What you are asked to do ->
Retype every entry in its entirety, without alteration.

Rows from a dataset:
---

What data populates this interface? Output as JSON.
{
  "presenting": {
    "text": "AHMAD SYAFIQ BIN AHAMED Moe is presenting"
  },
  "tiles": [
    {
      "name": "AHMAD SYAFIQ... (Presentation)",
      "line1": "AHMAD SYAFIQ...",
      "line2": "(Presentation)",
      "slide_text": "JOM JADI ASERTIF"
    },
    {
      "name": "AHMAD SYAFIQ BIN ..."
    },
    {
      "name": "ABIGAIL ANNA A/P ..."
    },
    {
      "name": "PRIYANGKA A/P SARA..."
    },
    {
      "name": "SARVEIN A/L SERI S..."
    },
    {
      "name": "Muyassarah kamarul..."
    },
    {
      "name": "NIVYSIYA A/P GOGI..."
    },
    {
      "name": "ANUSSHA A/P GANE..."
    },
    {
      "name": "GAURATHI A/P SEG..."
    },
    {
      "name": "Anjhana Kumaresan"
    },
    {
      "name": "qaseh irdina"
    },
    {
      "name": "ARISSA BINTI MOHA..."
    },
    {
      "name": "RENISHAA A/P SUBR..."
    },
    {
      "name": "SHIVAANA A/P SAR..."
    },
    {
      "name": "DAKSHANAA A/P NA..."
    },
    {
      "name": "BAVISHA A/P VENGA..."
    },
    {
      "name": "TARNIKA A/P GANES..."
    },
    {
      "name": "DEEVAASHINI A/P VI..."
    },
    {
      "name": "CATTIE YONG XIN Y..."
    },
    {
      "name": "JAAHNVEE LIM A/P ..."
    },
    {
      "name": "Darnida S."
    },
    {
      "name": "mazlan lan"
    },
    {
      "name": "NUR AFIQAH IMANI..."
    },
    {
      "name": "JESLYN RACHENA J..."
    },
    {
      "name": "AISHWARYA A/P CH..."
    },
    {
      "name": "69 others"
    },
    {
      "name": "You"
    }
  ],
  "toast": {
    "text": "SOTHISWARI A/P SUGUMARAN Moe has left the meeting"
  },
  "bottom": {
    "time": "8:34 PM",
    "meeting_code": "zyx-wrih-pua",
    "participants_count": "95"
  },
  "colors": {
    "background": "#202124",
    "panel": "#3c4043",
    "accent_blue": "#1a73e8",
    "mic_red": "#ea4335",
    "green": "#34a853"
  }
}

---

Finished task ->
What data populates this interface? Output as JSON.
{
  "presenting": {
    "text": "AHMAD SYAFIQ BIN AHAMED Moe is presenting"
  },
  "tiles": [
    {
      "name": "AHMAD SYAFIQ... (Presentation)",
      "line1": "AHMAD SYAFIQ...",
      "line2": "(Presentation)",
      "slide_text": "JOM JADI ASERTIF"
    },
    {
      "name": "AHMAD SYAFIQ BIN ..."
    },
    {
      "name": "ABIGAIL ANNA A/P ..."
    },
    {
      "name": "PRIYANGKA A/P SARA..."
    },
    {
      "name": "SARVEIN A/L SERI S..."
    },
    {
      "name": "Muyassarah kamarul..."
    },
    {
      "name": "NIVYSIYA A/P GOGI..."
    },
    {
      "name": "ANUSSHA A/P GANE..."
    },
    {
      "name": "GAURATHI A/P SEG..."
    },
    {
      "name": "Anjhana Kumaresan"
    },
    {
      "name": "qaseh irdina"
    },
    {
      "name": "ARISSA BINTI MOHA..."
    },
    {
      "name": "RENISHAA A/P SUBR..."
    },
    {
      "name": "SHIVAANA A/P SAR..."
    },
    {
      "name": "DAKSHANAA A/P NA..."
    },
    {
      "name": "BAVISHA A/P VENGA..."
    },
    {
      "name": "TARNIKA A/P GANES..."
    },
    {
      "name": "DEEVAASHINI A/P VI..."
    },
    {
      "name": "CATTIE YONG XIN Y..."
    },
    {
      "name": "JAAHNVEE LIM A/P ..."
    },
    {
      "name": "Darnida S."
    },
    {
      "name": "mazlan lan"
    },
    {
      "name": "NUR AFIQAH IMANI..."
    },
    {
      "name": "JESLYN RACHENA J..."
    },
    {
      "name": "AISHWARYA A/P CH..."
    },
    {
      "name": "69 others"
    },
    {
      "name": "You"
    }
  ],
  "toast": {
    "text": "SOTHISWARI A/P SUGUMARAN Moe has left the meeting"
  },
  "bottom": {
    "time": "8:34 PM",
    "meeting_code": "zyx-wrih-pua",
    "participants_count": "95"
  },
  "colors": {
    "background": "#202124",
    "panel": "#3c4043",
    "accent_blue": "#1a73e8",
    "mic_red": "#ea4335",
    "green": "#34a853"
  }
}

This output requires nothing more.